— START —

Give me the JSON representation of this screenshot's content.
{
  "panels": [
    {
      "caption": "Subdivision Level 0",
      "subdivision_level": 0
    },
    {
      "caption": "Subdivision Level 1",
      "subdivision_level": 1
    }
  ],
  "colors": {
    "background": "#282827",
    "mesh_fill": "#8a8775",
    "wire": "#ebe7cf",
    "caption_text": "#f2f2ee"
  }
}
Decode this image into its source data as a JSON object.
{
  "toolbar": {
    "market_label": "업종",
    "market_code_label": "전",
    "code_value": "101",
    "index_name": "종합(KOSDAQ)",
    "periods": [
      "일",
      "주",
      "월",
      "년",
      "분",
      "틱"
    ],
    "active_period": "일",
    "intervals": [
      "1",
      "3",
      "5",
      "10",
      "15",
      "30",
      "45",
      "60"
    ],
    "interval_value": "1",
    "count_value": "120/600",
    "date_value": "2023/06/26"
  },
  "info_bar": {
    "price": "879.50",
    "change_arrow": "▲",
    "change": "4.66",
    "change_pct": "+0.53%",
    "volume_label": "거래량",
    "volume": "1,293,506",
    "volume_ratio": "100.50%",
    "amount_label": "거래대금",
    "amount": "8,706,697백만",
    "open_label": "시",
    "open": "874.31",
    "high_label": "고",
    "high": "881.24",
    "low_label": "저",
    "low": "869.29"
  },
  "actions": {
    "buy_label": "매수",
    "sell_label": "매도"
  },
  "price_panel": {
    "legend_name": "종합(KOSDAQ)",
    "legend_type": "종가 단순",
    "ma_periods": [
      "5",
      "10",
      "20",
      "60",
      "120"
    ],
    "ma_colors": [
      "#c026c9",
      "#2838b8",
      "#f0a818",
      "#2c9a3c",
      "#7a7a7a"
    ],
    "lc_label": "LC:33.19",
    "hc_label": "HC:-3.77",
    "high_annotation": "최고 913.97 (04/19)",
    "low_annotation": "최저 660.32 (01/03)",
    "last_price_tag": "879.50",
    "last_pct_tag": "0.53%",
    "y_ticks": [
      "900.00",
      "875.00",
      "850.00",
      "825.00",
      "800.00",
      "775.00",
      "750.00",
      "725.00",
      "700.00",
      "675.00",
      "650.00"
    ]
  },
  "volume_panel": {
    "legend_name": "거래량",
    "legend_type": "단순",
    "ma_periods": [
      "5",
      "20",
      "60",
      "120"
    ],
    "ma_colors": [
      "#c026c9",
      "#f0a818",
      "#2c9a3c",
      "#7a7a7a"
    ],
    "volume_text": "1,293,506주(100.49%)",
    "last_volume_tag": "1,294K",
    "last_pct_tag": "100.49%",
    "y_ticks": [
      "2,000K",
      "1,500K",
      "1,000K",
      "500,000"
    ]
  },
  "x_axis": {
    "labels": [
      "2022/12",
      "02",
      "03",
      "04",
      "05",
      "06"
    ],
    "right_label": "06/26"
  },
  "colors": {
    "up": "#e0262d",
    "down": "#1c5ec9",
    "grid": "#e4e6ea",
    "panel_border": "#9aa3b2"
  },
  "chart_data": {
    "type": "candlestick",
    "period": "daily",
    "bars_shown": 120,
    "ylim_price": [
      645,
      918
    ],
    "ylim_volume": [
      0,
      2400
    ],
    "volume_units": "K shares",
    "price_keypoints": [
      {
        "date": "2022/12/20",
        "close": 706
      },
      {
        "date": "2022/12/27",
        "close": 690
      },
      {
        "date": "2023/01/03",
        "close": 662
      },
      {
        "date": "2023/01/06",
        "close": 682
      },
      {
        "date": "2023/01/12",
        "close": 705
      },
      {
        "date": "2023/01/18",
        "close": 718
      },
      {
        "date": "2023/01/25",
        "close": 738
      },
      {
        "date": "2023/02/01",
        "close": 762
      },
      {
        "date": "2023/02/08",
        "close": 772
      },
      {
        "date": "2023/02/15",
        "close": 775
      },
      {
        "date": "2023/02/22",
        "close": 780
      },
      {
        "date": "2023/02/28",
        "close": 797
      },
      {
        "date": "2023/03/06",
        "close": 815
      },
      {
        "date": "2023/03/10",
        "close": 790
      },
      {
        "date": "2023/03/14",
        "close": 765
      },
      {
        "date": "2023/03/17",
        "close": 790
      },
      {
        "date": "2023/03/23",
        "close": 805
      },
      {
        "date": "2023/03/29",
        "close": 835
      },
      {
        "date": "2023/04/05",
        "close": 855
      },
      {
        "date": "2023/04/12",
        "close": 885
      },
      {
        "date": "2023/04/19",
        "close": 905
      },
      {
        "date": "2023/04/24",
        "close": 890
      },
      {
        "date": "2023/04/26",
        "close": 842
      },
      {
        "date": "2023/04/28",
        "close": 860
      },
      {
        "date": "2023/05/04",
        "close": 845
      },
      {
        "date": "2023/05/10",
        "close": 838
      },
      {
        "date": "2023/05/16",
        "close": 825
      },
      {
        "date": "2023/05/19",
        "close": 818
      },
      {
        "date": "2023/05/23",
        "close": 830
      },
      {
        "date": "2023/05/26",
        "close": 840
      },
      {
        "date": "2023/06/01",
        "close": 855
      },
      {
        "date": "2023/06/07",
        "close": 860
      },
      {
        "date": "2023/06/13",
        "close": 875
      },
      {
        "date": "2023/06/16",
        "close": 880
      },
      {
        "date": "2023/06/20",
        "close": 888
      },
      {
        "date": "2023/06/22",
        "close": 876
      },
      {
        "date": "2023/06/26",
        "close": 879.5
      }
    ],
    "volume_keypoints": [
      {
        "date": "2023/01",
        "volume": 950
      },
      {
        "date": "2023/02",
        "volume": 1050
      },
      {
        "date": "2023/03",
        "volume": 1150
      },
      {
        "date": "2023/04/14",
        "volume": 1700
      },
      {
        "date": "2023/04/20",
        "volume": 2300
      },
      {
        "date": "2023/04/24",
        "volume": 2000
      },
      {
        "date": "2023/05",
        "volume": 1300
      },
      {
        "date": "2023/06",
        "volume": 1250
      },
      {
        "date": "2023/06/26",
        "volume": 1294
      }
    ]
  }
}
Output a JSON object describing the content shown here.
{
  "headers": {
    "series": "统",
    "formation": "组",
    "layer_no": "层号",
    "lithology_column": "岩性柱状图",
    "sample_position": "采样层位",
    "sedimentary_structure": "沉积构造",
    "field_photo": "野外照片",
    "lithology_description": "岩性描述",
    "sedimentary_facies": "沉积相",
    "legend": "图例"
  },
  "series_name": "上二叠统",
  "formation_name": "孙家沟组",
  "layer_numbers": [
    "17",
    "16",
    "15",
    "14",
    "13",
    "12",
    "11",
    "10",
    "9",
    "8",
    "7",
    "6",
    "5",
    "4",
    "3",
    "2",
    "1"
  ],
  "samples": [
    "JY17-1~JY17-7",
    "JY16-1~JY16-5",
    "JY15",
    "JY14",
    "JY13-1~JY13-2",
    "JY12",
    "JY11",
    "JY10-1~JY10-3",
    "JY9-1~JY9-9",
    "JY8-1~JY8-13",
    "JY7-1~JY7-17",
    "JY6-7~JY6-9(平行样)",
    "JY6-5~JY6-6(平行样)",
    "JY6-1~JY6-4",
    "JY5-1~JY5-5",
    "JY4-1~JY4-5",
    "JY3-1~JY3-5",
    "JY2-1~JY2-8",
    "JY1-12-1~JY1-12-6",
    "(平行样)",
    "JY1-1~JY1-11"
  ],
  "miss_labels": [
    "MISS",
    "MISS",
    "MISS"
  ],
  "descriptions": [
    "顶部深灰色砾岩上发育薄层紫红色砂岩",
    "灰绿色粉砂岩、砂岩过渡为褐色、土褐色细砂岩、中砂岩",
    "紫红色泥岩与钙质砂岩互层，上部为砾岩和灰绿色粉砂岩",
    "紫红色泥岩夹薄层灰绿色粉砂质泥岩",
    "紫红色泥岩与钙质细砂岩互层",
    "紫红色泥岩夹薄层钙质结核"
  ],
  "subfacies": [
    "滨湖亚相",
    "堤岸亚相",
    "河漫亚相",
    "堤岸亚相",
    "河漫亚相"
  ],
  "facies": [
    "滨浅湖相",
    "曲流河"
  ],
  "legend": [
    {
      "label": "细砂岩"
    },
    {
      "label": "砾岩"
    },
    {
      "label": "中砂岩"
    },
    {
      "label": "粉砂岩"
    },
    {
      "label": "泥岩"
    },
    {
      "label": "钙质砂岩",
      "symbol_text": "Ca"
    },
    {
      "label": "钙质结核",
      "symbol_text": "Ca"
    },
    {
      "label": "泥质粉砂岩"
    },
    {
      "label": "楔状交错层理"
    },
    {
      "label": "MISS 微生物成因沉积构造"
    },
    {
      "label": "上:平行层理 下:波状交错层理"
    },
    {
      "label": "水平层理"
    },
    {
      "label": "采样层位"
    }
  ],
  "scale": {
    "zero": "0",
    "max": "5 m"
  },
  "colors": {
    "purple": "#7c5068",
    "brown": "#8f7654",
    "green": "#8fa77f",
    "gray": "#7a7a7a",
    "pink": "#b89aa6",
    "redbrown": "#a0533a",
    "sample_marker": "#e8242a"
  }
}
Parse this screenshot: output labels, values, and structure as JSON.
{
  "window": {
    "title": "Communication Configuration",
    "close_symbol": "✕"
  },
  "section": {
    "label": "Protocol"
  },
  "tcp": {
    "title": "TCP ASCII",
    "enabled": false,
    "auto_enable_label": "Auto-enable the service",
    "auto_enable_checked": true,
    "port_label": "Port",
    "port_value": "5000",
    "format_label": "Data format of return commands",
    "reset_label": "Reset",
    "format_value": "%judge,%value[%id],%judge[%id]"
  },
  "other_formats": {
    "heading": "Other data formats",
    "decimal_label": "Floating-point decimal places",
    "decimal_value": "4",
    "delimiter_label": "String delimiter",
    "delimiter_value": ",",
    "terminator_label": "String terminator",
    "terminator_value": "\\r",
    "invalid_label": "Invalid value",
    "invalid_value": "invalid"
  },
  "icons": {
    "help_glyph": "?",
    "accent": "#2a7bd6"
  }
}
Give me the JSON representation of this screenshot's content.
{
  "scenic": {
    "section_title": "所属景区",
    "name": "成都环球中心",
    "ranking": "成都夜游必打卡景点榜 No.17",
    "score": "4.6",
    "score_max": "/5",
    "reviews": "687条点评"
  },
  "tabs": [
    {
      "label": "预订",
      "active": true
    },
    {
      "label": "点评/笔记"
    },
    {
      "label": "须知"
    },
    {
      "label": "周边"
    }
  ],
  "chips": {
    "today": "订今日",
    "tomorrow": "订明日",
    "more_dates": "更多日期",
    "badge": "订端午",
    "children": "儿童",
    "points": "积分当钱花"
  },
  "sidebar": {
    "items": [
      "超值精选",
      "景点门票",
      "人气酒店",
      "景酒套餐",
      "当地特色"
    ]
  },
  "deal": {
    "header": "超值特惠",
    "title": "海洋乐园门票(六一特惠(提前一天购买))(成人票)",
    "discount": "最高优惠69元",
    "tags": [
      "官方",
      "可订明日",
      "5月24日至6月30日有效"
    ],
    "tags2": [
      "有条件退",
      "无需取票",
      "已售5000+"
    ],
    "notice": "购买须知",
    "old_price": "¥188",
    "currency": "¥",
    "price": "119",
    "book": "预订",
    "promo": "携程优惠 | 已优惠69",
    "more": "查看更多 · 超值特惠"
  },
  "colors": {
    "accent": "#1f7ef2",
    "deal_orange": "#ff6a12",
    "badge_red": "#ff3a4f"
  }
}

— END —

### Given exercise
Gather up every line from the listing above in which the word "JSON" occurs.

### Result of the task
Give me the JSON representation of this screenshot's content.
Decode this image into its source data as a JSON object.
Output a JSON object describing the content shown here.
Parse this screenshot: output labels, values, and structure as JSON.
Give me the JSON representation of this screenshot's content.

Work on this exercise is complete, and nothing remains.